Entries with figure data
● ● ● ● ●

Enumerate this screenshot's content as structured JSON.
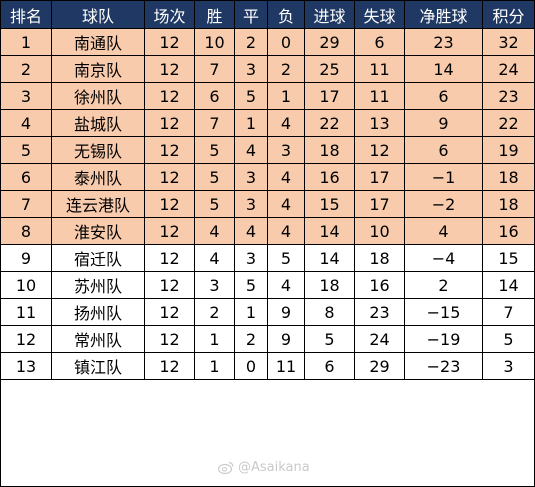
{
  "table": {
    "headers": [
      "排名",
      "球队",
      "场次",
      "胜",
      "平",
      "负",
      "进球",
      "失球",
      "净胜球",
      "积分"
    ],
    "rows": [
      [
        "1",
        "南通队",
        "12",
        "10",
        "2",
        "0",
        "29",
        "6",
        "23",
        "32"
      ],
      [
        "2",
        "南京队",
        "12",
        "7",
        "3",
        "2",
        "25",
        "11",
        "14",
        "24"
      ],
      [
        "3",
        "徐州队",
        "12",
        "6",
        "5",
        "1",
        "17",
        "11",
        "6",
        "23"
      ],
      [
        "4",
        "盐城队",
        "12",
        "7",
        "1",
        "4",
        "22",
        "13",
        "9",
        "22"
      ],
      [
        "5",
        "无锡队",
        "12",
        "5",
        "4",
        "3",
        "18",
        "12",
        "6",
        "19"
      ],
      [
        "6",
        "泰州队",
        "12",
        "5",
        "3",
        "4",
        "16",
        "17",
        "−1",
        "18"
      ],
      [
        "7",
        "连云港队",
        "12",
        "5",
        "3",
        "4",
        "15",
        "17",
        "−2",
        "18"
      ],
      [
        "8",
        "淮安队",
        "12",
        "4",
        "4",
        "4",
        "14",
        "10",
        "4",
        "16"
      ],
      [
        "9",
        "宿迁队",
        "12",
        "4",
        "3",
        "5",
        "14",
        "18",
        "−4",
        "15"
      ],
      [
        "10",
        "苏州队",
        "12",
        "3",
        "5",
        "4",
        "18",
        "16",
        "2",
        "14"
      ],
      [
        "11",
        "扬州队",
        "12",
        "2",
        "1",
        "9",
        "8",
        "23",
        "−15",
        "7"
      ],
      [
        "12",
        "常州队",
        "12",
        "1",
        "2",
        "9",
        "5",
        "24",
        "−19",
        "5"
      ],
      [
        "13",
        "镇江队",
        "12",
        "1",
        "0",
        "11",
        "6",
        "29",
        "−23",
        "3"
      ]
    ],
    "highlighted_rows": 8
  },
  "colors": {
    "header_bg": "#1f3864",
    "header_text": "#ffffff",
    "highlight_bg": "#f8cbad"
  },
  "watermark": {
    "icon": "weibo-icon",
    "text": "@Asaikana"
  }
}
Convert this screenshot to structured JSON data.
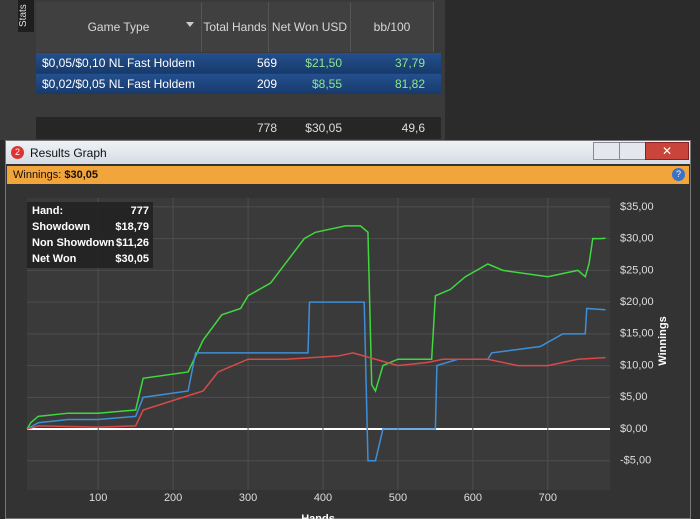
{
  "stats_table": {
    "tab": "Stats",
    "columns": [
      "Game Type",
      "Total Hands",
      "Net Won USD",
      "bb/100"
    ],
    "rows": [
      [
        "$0,05/$0,10 NL Fast Holdem",
        "569",
        "$21,50",
        "37,79"
      ],
      [
        "$0,02/$0,05 NL Fast Holdem",
        "209",
        "$8,55",
        "81,82"
      ]
    ],
    "totals": [
      "778",
      "$30,05",
      "49,6"
    ]
  },
  "window": {
    "title": "Results Graph",
    "summary": {
      "label": "Winnings:",
      "value": "$30,05"
    }
  },
  "info_box": [
    [
      "Hand:",
      "777"
    ],
    [
      "Showdown",
      "$18,79"
    ],
    [
      "Non Showdown",
      "$11,26"
    ],
    [
      "Net Won",
      "$30,05"
    ]
  ],
  "chart_data": {
    "type": "line",
    "xlabel": "Hands",
    "ylabel": "Winnings",
    "xlim": [
      5,
      783
    ],
    "ylim": [
      -9.6,
      36.4
    ],
    "xticks": [
      100,
      200,
      300,
      400,
      500,
      600,
      700
    ],
    "yticks": [
      {
        "value": -5,
        "label": "-$5,00"
      },
      {
        "value": 0,
        "label": "$0,00"
      },
      {
        "value": 5,
        "label": "$5,00"
      },
      {
        "value": 10,
        "label": "$10,00"
      },
      {
        "value": 15,
        "label": "$15,00"
      },
      {
        "value": 20,
        "label": "$20,00"
      },
      {
        "value": 25,
        "label": "$25,00"
      },
      {
        "value": 30,
        "label": "$30,00"
      },
      {
        "value": 35,
        "label": "$35,00"
      }
    ],
    "grid": true,
    "series": [
      {
        "color": "#3fd83f",
        "x": [
          5,
          10,
          20,
          60,
          100,
          150,
          160,
          220,
          240,
          265,
          290,
          300,
          330,
          375,
          390,
          430,
          450,
          460,
          465,
          470,
          480,
          500,
          545,
          550,
          570,
          590,
          620,
          640,
          700,
          740,
          750,
          755,
          760,
          770,
          777
        ],
        "values": [
          0,
          1,
          2,
          2.5,
          2.5,
          3,
          8,
          9,
          14,
          18,
          19,
          21,
          23,
          30,
          31,
          32,
          32,
          31,
          7,
          6,
          10,
          11,
          11,
          21,
          22,
          24,
          26,
          25,
          24,
          25,
          24,
          26,
          30,
          30,
          30.05
        ]
      },
      {
        "color": "#3f8fd8",
        "x": [
          5,
          20,
          60,
          100,
          150,
          160,
          220,
          230,
          270,
          300,
          380,
          382,
          455,
          460,
          470,
          480,
          550,
          552,
          580,
          620,
          625,
          690,
          720,
          750,
          752,
          777
        ],
        "values": [
          0,
          1,
          1.5,
          1.5,
          2,
          5,
          6,
          12,
          12,
          12,
          12,
          20,
          20,
          -5,
          -5,
          0,
          0,
          10,
          11,
          11,
          12,
          13,
          15,
          15,
          19,
          18.79
        ]
      },
      {
        "color": "#d84a4a",
        "x": [
          5,
          20,
          100,
          150,
          160,
          240,
          260,
          300,
          350,
          420,
          440,
          470,
          500,
          540,
          560,
          620,
          660,
          700,
          740,
          777
        ],
        "values": [
          0,
          0.5,
          0.3,
          0.5,
          3,
          6,
          9,
          11,
          11,
          11.5,
          12,
          11,
          10,
          10.5,
          11,
          11,
          10,
          10,
          11,
          11.26
        ]
      }
    ]
  }
}
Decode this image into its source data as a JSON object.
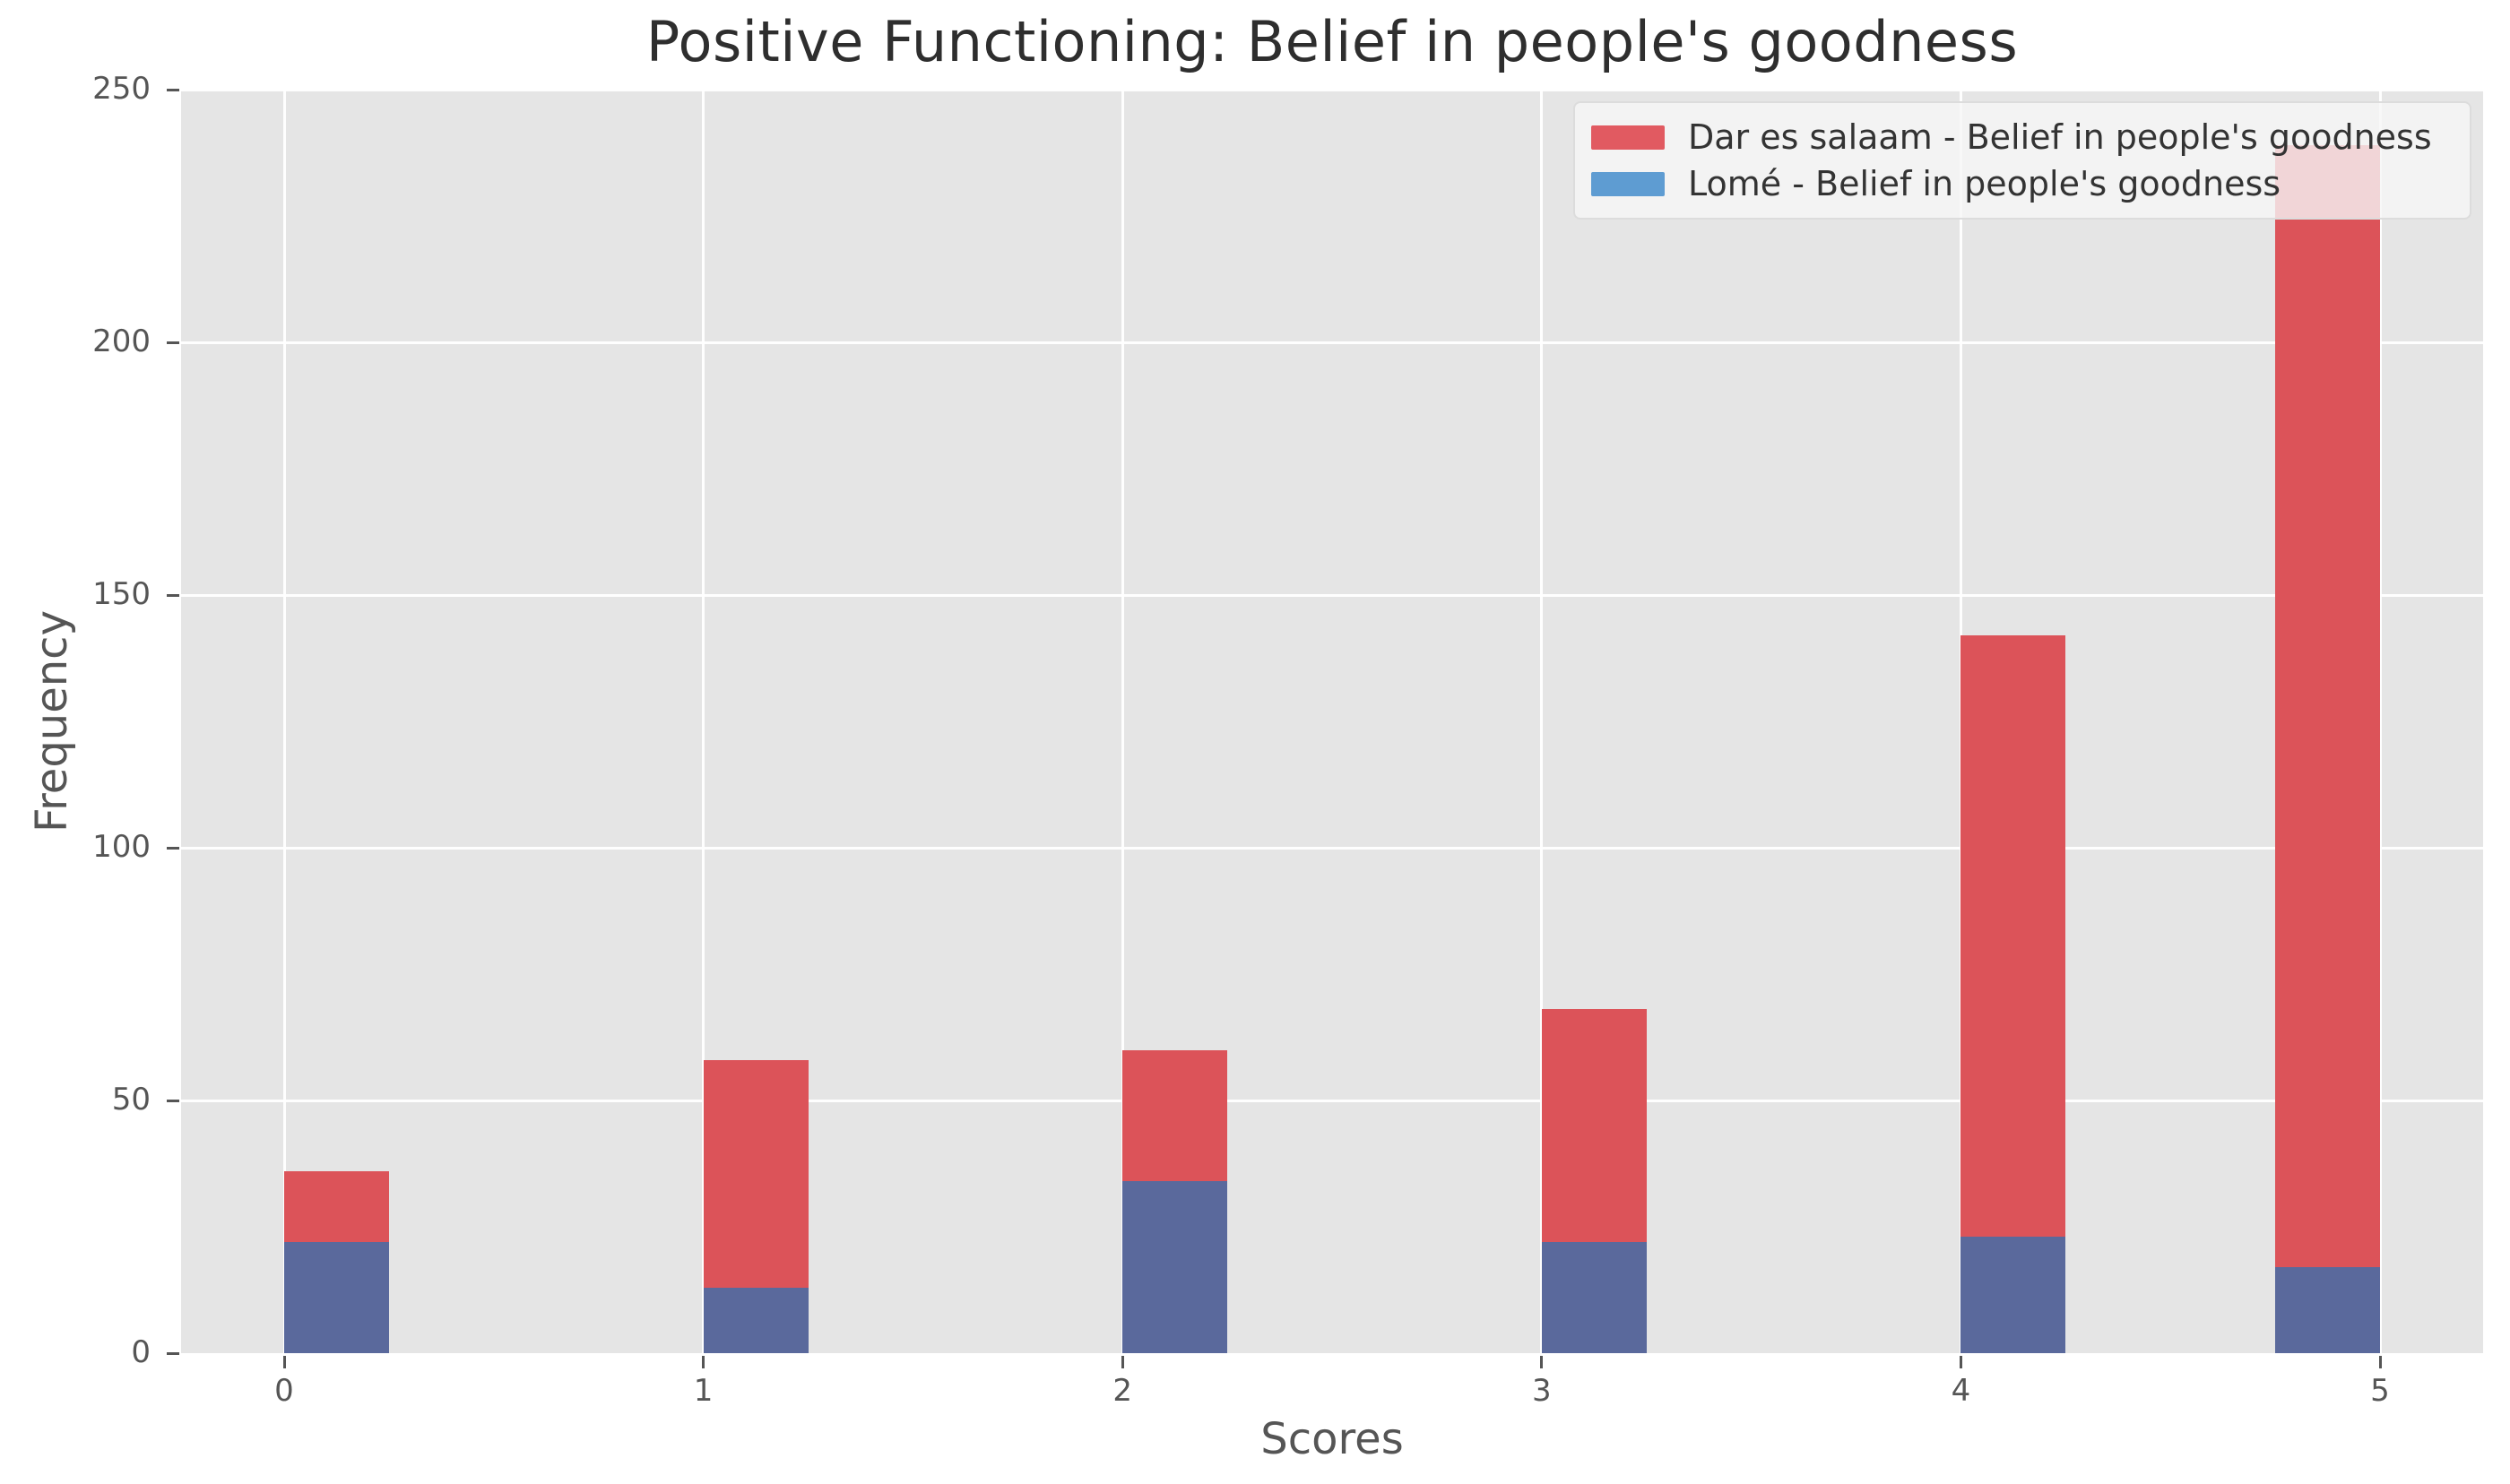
{
  "title": "Positive Functioning: Belief in people's goodness",
  "colors": {
    "figure_background": "#ffffff",
    "plot_background": "#e5e5e5",
    "grid": "#ffffff",
    "title_text": "#2e2e2e",
    "axis_text": "#555555",
    "legend_text": "#333333",
    "legend_border": "#dcdcdc"
  },
  "chart_data": {
    "type": "bar",
    "subtype": "overlaid-histogram",
    "title": "Positive Functioning: Belief in people's goodness",
    "xlabel": "Scores",
    "ylabel": "Frequency",
    "categories": [
      0,
      1,
      2,
      3,
      4,
      5
    ],
    "series": [
      {
        "name": "Dar es salaam - Belief in people's goodness",
        "values": [
          36,
          58,
          60,
          68,
          142,
          239
        ],
        "bar_color": "#dc5359",
        "legend_color": "#e15a61"
      },
      {
        "name": "Lomé - Belief in people's goodness",
        "values": [
          22,
          13,
          34,
          22,
          23,
          17
        ],
        "bar_color": "#5a699c",
        "legend_color": "#5e9cd2",
        "note": "drawn with alpha over red; overlap renders purple"
      }
    ],
    "ylim": [
      0,
      250
    ],
    "yticks": [
      0,
      50,
      100,
      150,
      200,
      250
    ],
    "xticks": [
      0,
      1,
      2,
      3,
      4,
      5
    ],
    "grid": true,
    "legend_position": "upper right",
    "bar_width_fraction": 0.25,
    "last_bar_ends_at_tick": true
  }
}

● ● ● ● ●

→ What the task requires
Can you retype every record above exactly, leaving out the pictures?

→ Solution
Enumerate this screenshot's content as structured JSON.
{
  "table": {
    "headers": [
      "排名",
      "球队",
      "场次",
      "胜",
      "平",
      "负",
      "进球",
      "失球",
      "净胜球",
      "积分"
    ],
    "rows": [
      [
        "1",
        "南通队",
        "12",
        "10",
        "2",
        "0",
        "29",
        "6",
        "23",
        "32"
      ],
      [
        "2",
        "南京队",
        "12",
        "7",
        "3",
        "2",
        "25",
        "11",
        "14",
        "24"
      ],
      [
        "3",
        "徐州队",
        "12",
        "6",
        "5",
        "1",
        "17",
        "11",
        "6",
        "23"
      ],
      [
        "4",
        "盐城队",
        "12",
        "7",
        "1",
        "4",
        "22",
        "13",
        "9",
        "22"
      ],
      [
        "5",
        "无锡队",
        "12",
        "5",
        "4",
        "3",
        "18",
        "12",
        "6",
        "19"
      ],
      [
        "6",
        "泰州队",
        "12",
        "5",
        "3",
        "4",
        "16",
        "17",
        "−1",
        "18"
      ],
      [
        "7",
        "连云港队",
        "12",
        "5",
        "3",
        "4",
        "15",
        "17",
        "−2",
        "18"
      ],
      [
        "8",
        "淮安队",
        "12",
        "4",
        "4",
        "4",
        "14",
        "10",
        "4",
        "16"
      ],
      [
        "9",
        "宿迁队",
        "12",
        "4",
        "3",
        "5",
        "14",
        "18",
        "−4",
        "15"
      ],
      [
        "10",
        "苏州队",
        "12",
        "3",
        "5",
        "4",
        "18",
        "16",
        "2",
        "14"
      ],
      [
        "11",
        "扬州队",
        "12",
        "2",
        "1",
        "9",
        "8",
        "23",
        "−15",
        "7"
      ],
      [
        "12",
        "常州队",
        "12",
        "1",
        "2",
        "9",
        "5",
        "24",
        "−19",
        "5"
      ],
      [
        "13",
        "镇江队",
        "12",
        "1",
        "0",
        "11",
        "6",
        "29",
        "−23",
        "3"
      ]
    ],
    "highlighted_rows": 8
  },
  "colors": {
    "header_bg": "#1f3864",
    "header_text": "#ffffff",
    "highlight_bg": "#f8cbad"
  },
  "watermark": {
    "icon": "weibo-icon",
    "text": "@Asaikana"
  }
}
Convert this screenshot to structured JSON data.
{
  "stats_table": {
    "tab": "Stats",
    "columns": [
      "Game Type",
      "Total Hands",
      "Net Won USD",
      "bb/100"
    ],
    "rows": [
      [
        "$0,05/$0,10 NL Fast Holdem",
        "569",
        "$21,50",
        "37,79"
      ],
      [
        "$0,02/$0,05 NL Fast Holdem",
        "209",
        "$8,55",
        "81,82"
      ]
    ],
    "totals": [
      "778",
      "$30,05",
      "49,6"
    ]
  },
  "window": {
    "title": "Results Graph",
    "summary": {
      "label": "Winnings:",
      "value": "$30,05"
    }
  },
  "info_box": [
    [
      "Hand:",
      "777"
    ],
    [
      "Showdown",
      "$18,79"
    ],
    [
      "Non Showdown",
      "$11,26"
    ],
    [
      "Net Won",
      "$30,05"
    ]
  ],
  "chart_data": {
    "type": "line",
    "xlabel": "Hands",
    "ylabel": "Winnings",
    "xlim": [
      5,
      783
    ],
    "ylim": [
      -9.6,
      36.4
    ],
    "xticks": [
      100,
      200,
      300,
      400,
      500,
      600,
      700
    ],
    "yticks": [
      {
        "value": -5,
        "label": "-$5,00"
      },
      {
        "value": 0,
        "label": "$0,00"
      },
      {
        "value": 5,
        "label": "$5,00"
      },
      {
        "value": 10,
        "label": "$10,00"
      },
      {
        "value": 15,
        "label": "$15,00"
      },
      {
        "value": 20,
        "label": "$20,00"
      },
      {
        "value": 25,
        "label": "$25,00"
      },
      {
        "value": 30,
        "label": "$30,00"
      },
      {
        "value": 35,
        "label": "$35,00"
      }
    ],
    "grid": true,
    "series": [
      {
        "color": "#3fd83f",
        "x": [
          5,
          10,
          20,
          60,
          100,
          150,
          160,
          220,
          240,
          265,
          290,
          300,
          330,
          375,
          390,
          430,
          450,
          460,
          465,
          470,
          480,
          500,
          545,
          550,
          570,
          590,
          620,
          640,
          700,
          740,
          750,
          755,
          760,
          770,
          777
        ],
        "values": [
          0,
          1,
          2,
          2.5,
          2.5,
          3,
          8,
          9,
          14,
          18,
          19,
          21,
          23,
          30,
          31,
          32,
          32,
          31,
          7,
          6,
          10,
          11,
          11,
          21,
          22,
          24,
          26,
          25,
          24,
          25,
          24,
          26,
          30,
          30,
          30.05
        ]
      },
      {
        "color": "#3f8fd8",
        "x": [
          5,
          20,
          60,
          100,
          150,
          160,
          220,
          230,
          270,
          300,
          380,
          382,
          455,
          460,
          470,
          480,
          550,
          552,
          580,
          620,
          625,
          690,
          720,
          750,
          752,
          777
        ],
        "values": [
          0,
          1,
          1.5,
          1.5,
          2,
          5,
          6,
          12,
          12,
          12,
          12,
          20,
          20,
          -5,
          -5,
          0,
          0,
          10,
          11,
          11,
          12,
          13,
          15,
          15,
          19,
          18.79
        ]
      },
      {
        "color": "#d84a4a",
        "x": [
          5,
          20,
          100,
          150,
          160,
          240,
          260,
          300,
          350,
          420,
          440,
          470,
          500,
          540,
          560,
          620,
          660,
          700,
          740,
          777
        ],
        "values": [
          0,
          0.5,
          0.3,
          0.5,
          3,
          6,
          9,
          11,
          11,
          11.5,
          12,
          11,
          10,
          10.5,
          11,
          11,
          10,
          10,
          11,
          11.26
        ]
      }
    ]
  }
}
Decode this image into its source data as a JSON object.
{
  "title": "Positive Functioning: Belief in people's goodness",
  "colors": {
    "figure_background": "#ffffff",
    "plot_background": "#e5e5e5",
    "grid": "#ffffff",
    "title_text": "#2e2e2e",
    "axis_text": "#555555",
    "legend_text": "#333333",
    "legend_border": "#dcdcdc"
  },
  "chart_data": {
    "type": "bar",
    "subtype": "overlaid-histogram",
    "title": "Positive Functioning: Belief in people's goodness",
    "xlabel": "Scores",
    "ylabel": "Frequency",
    "categories": [
      0,
      1,
      2,
      3,
      4,
      5
    ],
    "series": [
      {
        "name": "Dar es salaam - Belief in people's goodness",
        "values": [
          36,
          58,
          60,
          68,
          142,
          239
        ],
        "bar_color": "#dc5359",
        "legend_color": "#e15a61"
      },
      {
        "name": "Lomé - Belief in people's goodness",
        "values": [
          22,
          13,
          34,
          22,
          23,
          17
        ],
        "bar_color": "#5a699c",
        "legend_color": "#5e9cd2",
        "note": "drawn with alpha over red; overlap renders purple"
      }
    ],
    "ylim": [
      0,
      250
    ],
    "yticks": [
      0,
      50,
      100,
      150,
      200,
      250
    ],
    "xticks": [
      0,
      1,
      2,
      3,
      4,
      5
    ],
    "grid": true,
    "legend_position": "upper right",
    "bar_width_fraction": 0.25,
    "last_bar_ends_at_tick": true
  }
}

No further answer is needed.